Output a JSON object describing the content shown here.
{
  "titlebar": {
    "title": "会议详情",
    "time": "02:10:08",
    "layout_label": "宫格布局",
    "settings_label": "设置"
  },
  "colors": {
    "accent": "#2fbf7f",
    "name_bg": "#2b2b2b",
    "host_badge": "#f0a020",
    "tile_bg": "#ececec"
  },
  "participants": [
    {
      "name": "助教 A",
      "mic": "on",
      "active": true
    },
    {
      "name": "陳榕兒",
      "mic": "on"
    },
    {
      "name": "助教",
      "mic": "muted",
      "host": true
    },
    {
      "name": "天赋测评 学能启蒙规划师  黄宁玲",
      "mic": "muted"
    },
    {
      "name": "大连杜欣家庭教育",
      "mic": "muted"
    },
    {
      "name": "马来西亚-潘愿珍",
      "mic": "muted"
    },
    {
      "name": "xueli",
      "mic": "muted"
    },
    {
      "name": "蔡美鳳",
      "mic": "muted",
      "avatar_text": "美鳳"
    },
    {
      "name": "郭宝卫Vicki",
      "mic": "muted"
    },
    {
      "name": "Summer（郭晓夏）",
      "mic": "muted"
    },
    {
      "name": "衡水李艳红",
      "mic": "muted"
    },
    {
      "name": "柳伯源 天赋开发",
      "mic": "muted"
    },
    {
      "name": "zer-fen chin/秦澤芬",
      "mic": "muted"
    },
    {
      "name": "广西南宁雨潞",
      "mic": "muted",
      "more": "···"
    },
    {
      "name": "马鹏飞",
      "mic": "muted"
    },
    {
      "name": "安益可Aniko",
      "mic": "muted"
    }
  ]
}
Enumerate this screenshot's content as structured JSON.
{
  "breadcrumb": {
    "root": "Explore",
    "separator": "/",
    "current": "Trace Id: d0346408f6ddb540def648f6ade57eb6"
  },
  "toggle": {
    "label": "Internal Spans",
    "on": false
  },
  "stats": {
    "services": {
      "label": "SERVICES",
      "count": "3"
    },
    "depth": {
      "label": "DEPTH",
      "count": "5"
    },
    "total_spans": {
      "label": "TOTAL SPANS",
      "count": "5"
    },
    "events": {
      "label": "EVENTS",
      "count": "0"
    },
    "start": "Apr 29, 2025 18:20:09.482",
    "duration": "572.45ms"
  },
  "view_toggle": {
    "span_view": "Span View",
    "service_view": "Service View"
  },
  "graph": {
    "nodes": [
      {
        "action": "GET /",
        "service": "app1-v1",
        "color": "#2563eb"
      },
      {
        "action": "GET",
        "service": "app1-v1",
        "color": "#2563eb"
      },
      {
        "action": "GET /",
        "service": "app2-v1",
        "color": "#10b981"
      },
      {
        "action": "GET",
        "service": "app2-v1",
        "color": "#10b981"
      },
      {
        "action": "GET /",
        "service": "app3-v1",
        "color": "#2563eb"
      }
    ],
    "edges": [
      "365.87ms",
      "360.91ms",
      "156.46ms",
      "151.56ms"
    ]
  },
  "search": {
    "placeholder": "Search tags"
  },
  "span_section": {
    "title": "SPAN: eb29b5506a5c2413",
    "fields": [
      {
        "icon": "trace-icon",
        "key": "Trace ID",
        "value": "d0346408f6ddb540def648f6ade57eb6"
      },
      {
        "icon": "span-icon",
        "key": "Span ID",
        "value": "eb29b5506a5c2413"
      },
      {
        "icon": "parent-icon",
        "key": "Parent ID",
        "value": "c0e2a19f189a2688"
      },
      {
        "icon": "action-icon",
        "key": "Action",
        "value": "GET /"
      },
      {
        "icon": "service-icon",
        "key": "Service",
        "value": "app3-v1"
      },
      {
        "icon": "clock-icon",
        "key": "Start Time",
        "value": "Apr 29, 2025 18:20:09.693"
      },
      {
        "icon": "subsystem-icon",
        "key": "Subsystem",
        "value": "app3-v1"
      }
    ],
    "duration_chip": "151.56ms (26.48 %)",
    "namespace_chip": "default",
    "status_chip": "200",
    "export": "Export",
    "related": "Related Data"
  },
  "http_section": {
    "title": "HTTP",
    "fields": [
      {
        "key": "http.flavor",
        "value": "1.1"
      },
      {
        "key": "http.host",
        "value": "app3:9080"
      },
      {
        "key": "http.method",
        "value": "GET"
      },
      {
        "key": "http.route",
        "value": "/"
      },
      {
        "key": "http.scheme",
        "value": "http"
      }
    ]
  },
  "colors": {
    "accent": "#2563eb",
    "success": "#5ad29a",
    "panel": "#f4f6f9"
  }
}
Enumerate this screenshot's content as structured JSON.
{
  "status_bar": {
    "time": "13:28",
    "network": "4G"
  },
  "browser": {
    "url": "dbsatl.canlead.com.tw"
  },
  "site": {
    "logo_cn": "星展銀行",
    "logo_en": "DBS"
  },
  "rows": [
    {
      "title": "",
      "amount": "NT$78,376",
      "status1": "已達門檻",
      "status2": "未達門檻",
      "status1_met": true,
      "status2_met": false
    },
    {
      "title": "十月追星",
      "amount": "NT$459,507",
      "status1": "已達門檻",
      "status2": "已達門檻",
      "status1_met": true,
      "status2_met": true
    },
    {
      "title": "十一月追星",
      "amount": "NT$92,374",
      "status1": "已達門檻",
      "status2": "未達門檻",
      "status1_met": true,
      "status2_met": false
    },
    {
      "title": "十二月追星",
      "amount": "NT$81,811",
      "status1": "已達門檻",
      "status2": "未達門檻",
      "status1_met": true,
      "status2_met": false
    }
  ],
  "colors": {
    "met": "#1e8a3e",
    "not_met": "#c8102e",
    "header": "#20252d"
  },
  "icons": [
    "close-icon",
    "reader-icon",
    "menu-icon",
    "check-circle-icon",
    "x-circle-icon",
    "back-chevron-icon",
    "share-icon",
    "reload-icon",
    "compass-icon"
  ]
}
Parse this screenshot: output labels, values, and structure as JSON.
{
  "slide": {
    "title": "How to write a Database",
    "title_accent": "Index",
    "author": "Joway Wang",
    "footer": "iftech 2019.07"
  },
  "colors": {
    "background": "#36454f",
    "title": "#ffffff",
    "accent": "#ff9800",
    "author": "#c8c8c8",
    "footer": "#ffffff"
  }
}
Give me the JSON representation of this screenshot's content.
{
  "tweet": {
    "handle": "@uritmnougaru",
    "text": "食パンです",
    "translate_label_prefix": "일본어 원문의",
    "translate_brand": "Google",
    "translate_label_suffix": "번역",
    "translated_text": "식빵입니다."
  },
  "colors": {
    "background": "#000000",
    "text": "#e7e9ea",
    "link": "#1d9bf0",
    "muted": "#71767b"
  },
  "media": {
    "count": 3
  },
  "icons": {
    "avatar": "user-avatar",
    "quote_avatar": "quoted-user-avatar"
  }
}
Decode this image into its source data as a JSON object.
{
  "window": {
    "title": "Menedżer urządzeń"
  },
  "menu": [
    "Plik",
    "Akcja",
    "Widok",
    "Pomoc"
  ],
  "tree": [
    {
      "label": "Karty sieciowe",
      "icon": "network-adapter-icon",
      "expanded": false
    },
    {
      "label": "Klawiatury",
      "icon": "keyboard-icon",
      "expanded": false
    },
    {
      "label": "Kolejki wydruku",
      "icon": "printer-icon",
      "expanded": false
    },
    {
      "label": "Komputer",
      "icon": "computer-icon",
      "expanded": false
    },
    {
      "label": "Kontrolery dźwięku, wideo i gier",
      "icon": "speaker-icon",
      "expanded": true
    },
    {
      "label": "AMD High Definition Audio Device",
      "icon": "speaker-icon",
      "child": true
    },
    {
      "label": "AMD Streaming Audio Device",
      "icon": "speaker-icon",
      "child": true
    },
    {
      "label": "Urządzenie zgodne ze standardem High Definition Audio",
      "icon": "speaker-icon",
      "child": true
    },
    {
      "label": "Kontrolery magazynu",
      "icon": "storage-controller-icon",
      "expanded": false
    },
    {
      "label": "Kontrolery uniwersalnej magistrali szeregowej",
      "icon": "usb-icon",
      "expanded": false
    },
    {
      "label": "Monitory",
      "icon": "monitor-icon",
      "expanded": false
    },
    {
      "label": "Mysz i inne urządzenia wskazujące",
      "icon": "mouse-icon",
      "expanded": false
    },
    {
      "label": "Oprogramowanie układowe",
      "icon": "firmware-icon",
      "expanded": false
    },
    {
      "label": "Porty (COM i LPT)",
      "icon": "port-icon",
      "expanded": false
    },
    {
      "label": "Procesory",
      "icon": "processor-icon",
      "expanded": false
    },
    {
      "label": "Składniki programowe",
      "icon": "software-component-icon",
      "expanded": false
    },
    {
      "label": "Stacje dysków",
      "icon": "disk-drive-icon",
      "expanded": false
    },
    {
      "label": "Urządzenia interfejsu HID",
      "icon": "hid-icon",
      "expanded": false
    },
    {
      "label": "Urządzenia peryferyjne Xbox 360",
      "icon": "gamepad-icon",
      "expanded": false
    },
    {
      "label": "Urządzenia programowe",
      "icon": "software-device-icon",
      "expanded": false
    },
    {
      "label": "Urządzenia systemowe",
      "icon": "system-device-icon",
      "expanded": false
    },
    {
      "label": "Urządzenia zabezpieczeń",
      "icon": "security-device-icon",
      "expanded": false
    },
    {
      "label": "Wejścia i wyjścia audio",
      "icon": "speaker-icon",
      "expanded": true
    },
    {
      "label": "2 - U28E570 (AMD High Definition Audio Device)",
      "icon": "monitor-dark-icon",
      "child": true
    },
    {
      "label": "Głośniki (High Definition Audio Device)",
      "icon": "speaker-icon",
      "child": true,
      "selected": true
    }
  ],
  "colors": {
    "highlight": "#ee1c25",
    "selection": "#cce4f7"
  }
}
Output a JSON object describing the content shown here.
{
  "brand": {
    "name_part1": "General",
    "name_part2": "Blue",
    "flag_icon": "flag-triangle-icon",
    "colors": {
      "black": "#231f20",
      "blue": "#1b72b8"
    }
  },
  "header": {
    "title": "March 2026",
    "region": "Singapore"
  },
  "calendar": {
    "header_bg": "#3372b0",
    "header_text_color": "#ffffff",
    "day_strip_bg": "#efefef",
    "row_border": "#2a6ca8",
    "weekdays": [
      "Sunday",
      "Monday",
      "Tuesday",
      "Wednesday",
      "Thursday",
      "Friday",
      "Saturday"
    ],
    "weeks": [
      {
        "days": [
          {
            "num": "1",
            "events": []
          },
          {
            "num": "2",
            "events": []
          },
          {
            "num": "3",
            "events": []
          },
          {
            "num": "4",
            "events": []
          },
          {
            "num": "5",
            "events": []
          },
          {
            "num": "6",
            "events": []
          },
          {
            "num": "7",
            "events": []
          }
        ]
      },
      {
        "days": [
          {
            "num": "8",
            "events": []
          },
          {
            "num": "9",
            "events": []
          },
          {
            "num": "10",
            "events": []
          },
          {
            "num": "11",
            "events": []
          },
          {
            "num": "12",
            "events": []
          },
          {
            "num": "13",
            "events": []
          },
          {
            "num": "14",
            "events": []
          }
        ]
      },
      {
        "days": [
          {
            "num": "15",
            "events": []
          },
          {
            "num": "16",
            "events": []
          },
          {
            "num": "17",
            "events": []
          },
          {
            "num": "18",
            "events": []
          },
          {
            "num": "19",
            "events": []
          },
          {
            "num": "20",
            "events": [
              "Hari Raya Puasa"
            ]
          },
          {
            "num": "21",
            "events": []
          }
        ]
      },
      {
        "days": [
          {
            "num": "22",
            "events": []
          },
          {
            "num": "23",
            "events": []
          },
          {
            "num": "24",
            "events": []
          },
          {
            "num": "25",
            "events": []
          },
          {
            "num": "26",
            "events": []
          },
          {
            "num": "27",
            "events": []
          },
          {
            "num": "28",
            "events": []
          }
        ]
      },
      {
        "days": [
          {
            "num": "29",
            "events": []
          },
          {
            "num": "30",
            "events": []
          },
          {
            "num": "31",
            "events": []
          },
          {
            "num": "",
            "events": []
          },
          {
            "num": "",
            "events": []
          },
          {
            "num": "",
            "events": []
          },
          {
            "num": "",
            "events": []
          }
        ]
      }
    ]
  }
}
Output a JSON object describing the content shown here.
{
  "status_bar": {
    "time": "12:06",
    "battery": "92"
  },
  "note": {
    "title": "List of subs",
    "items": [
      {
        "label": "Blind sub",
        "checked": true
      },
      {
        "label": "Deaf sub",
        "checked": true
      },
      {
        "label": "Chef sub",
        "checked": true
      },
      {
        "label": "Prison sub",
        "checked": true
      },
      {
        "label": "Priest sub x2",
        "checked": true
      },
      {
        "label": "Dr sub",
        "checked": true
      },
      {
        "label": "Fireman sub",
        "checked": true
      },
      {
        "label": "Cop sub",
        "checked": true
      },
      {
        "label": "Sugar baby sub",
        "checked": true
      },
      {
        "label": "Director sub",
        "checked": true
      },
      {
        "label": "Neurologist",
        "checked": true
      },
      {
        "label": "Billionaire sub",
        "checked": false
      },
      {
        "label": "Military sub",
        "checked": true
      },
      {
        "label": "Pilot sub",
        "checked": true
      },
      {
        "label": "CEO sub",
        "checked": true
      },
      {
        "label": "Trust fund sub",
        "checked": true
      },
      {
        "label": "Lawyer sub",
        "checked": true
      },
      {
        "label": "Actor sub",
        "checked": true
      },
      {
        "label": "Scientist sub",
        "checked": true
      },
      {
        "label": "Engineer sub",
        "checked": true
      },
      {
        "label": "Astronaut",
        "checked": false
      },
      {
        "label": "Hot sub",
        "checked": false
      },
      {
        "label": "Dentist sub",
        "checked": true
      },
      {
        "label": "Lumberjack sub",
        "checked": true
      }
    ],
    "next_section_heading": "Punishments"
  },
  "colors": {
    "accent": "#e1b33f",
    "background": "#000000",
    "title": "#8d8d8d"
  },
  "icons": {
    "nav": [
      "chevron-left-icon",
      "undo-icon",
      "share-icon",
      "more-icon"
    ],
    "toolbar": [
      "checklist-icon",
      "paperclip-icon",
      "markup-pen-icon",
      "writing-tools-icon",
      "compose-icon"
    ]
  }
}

JOB>
Find every line of the data that holds the string "ffffff", then say how many there are and nothing else.

CORRECT RESPONSE>
3